Return the listing below unchanged, minus its pictures.

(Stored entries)

-- begin --

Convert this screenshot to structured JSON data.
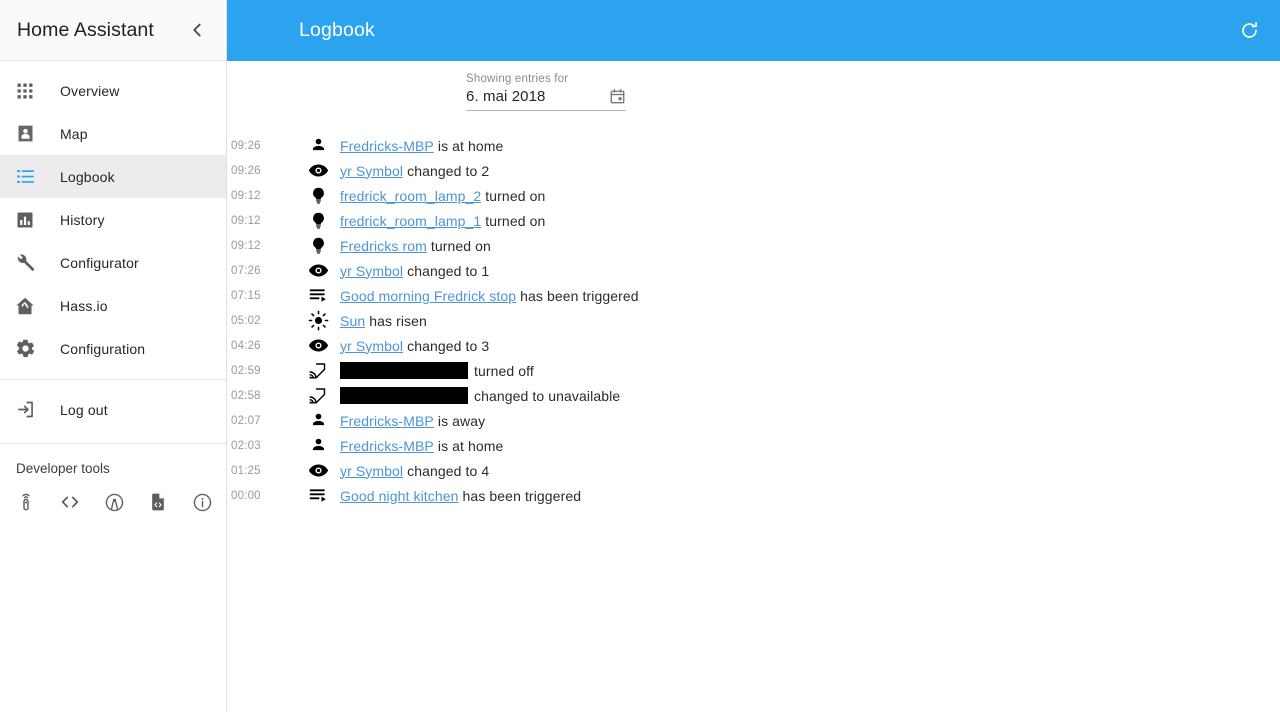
{
  "sidebar": {
    "title": "Home Assistant",
    "collapse_icon": "chevron-left-icon",
    "items": [
      {
        "label": "Overview",
        "icon": "apps-grid-icon",
        "active": false
      },
      {
        "label": "Map",
        "icon": "map-account-icon",
        "active": false
      },
      {
        "label": "Logbook",
        "icon": "format-list-icon",
        "active": true
      },
      {
        "label": "History",
        "icon": "bar-chart-icon",
        "active": false
      },
      {
        "label": "Configurator",
        "icon": "wrench-icon",
        "active": false
      },
      {
        "label": "Hass.io",
        "icon": "home-assistant-icon",
        "active": false
      },
      {
        "label": "Configuration",
        "icon": "gear-icon",
        "active": false
      }
    ],
    "logout": {
      "label": "Log out",
      "icon": "exit-to-app-icon"
    },
    "developer_tools": {
      "title": "Developer tools",
      "icons": [
        "remote-icon",
        "code-tags-icon",
        "broadcast-icon",
        "file-code-icon",
        "information-outline-icon"
      ]
    }
  },
  "toolbar": {
    "title": "Logbook",
    "refresh_icon": "refresh-icon"
  },
  "datepicker": {
    "caption": "Showing entries for",
    "value": "6. mai 2018",
    "icon": "calendar-icon"
  },
  "colors": {
    "accent": "#2ba3ef",
    "link": "#4b95d6",
    "active_bg": "#ececec",
    "sidebar_header_bg": "#fafafa"
  },
  "entries": [
    {
      "time": "09:26",
      "icon": "account-icon",
      "link": "Fredricks-MBP",
      "suffix": "is at home"
    },
    {
      "time": "09:26",
      "icon": "eye-icon",
      "link": "yr Symbol",
      "suffix": "changed to 2"
    },
    {
      "time": "09:12",
      "icon": "lightbulb-icon",
      "link": "fredrick_room_lamp_2",
      "suffix": "turned on"
    },
    {
      "time": "09:12",
      "icon": "lightbulb-icon",
      "link": "fredrick_room_lamp_1",
      "suffix": "turned on"
    },
    {
      "time": "09:12",
      "icon": "lightbulb-icon",
      "link": "Fredricks rom",
      "suffix": "turned on"
    },
    {
      "time": "07:26",
      "icon": "eye-icon",
      "link": "yr Symbol",
      "suffix": "changed to 1"
    },
    {
      "time": "07:15",
      "icon": "playlist-play-icon",
      "link": "Good morning Fredrick stop",
      "suffix": "has been triggered"
    },
    {
      "time": "05:02",
      "icon": "sun-icon",
      "link": "Sun",
      "suffix": "has risen"
    },
    {
      "time": "04:26",
      "icon": "eye-icon",
      "link": "yr Symbol",
      "suffix": "changed to 3"
    },
    {
      "time": "02:59",
      "icon": "cast-icon",
      "link": "",
      "redacted": 128,
      "suffix": "turned off"
    },
    {
      "time": "02:58",
      "icon": "cast-icon",
      "link": "",
      "redacted": 128,
      "suffix": "changed to unavailable"
    },
    {
      "time": "02:07",
      "icon": "account-icon",
      "link": "Fredricks-MBP",
      "suffix": "is away"
    },
    {
      "time": "02:03",
      "icon": "account-icon",
      "link": "Fredricks-MBP",
      "suffix": "is at home"
    },
    {
      "time": "01:25",
      "icon": "eye-icon",
      "link": "yr Symbol",
      "suffix": "changed to 4"
    },
    {
      "time": "00:00",
      "icon": "playlist-play-icon",
      "link": "Good night kitchen",
      "suffix": "has been triggered"
    }
  ]
}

-- end --

- TASK SOLUTION:
Convert this screenshot to structured JSON data.
{
  "sidebar": {
    "title": "Home Assistant",
    "collapse_icon": "chevron-left-icon",
    "items": [
      {
        "label": "Overview",
        "icon": "apps-grid-icon",
        "active": false
      },
      {
        "label": "Map",
        "icon": "map-account-icon",
        "active": false
      },
      {
        "label": "Logbook",
        "icon": "format-list-icon",
        "active": true
      },
      {
        "label": "History",
        "icon": "bar-chart-icon",
        "active": false
      },
      {
        "label": "Configurator",
        "icon": "wrench-icon",
        "active": false
      },
      {
        "label": "Hass.io",
        "icon": "home-assistant-icon",
        "active": false
      },
      {
        "label": "Configuration",
        "icon": "gear-icon",
        "active": false
      }
    ],
    "logout": {
      "label": "Log out",
      "icon": "exit-to-app-icon"
    },
    "developer_tools": {
      "title": "Developer tools",
      "icons": [
        "remote-icon",
        "code-tags-icon",
        "broadcast-icon",
        "file-code-icon",
        "information-outline-icon"
      ]
    }
  },
  "toolbar": {
    "title": "Logbook",
    "refresh_icon": "refresh-icon"
  },
  "datepicker": {
    "caption": "Showing entries for",
    "value": "6. mai 2018",
    "icon": "calendar-icon"
  },
  "colors": {
    "accent": "#2ba3ef",
    "link": "#4b95d6",
    "active_bg": "#ececec",
    "sidebar_header_bg": "#fafafa"
  },
  "entries": [
    {
      "time": "09:26",
      "icon": "account-icon",
      "link": "Fredricks-MBP",
      "suffix": "is at home"
    },
    {
      "time": "09:26",
      "icon": "eye-icon",
      "link": "yr Symbol",
      "suffix": "changed to 2"
    },
    {
      "time": "09:12",
      "icon": "lightbulb-icon",
      "link": "fredrick_room_lamp_2",
      "suffix": "turned on"
    },
    {
      "time": "09:12",
      "icon": "lightbulb-icon",
      "link": "fredrick_room_lamp_1",
      "suffix": "turned on"
    },
    {
      "time": "09:12",
      "icon": "lightbulb-icon",
      "link": "Fredricks rom",
      "suffix": "turned on"
    },
    {
      "time": "07:26",
      "icon": "eye-icon",
      "link": "yr Symbol",
      "suffix": "changed to 1"
    },
    {
      "time": "07:15",
      "icon": "playlist-play-icon",
      "link": "Good morning Fredrick stop",
      "suffix": "has been triggered"
    },
    {
      "time": "05:02",
      "icon": "sun-icon",
      "link": "Sun",
      "suffix": "has risen"
    },
    {
      "time": "04:26",
      "icon": "eye-icon",
      "link": "yr Symbol",
      "suffix": "changed to 3"
    },
    {
      "time": "02:59",
      "icon": "cast-icon",
      "link": "",
      "redacted": 128,
      "suffix": "turned off"
    },
    {
      "time": "02:58",
      "icon": "cast-icon",
      "link": "",
      "redacted": 128,
      "suffix": "changed to unavailable"
    },
    {
      "time": "02:07",
      "icon": "account-icon",
      "link": "Fredricks-MBP",
      "suffix": "is away"
    },
    {
      "time": "02:03",
      "icon": "account-icon",
      "link": "Fredricks-MBP",
      "suffix": "is at home"
    },
    {
      "time": "01:25",
      "icon": "eye-icon",
      "link": "yr Symbol",
      "suffix": "changed to 4"
    },
    {
      "time": "00:00",
      "icon": "playlist-play-icon",
      "link": "Good night kitchen",
      "suffix": "has been triggered"
    }
  ]
}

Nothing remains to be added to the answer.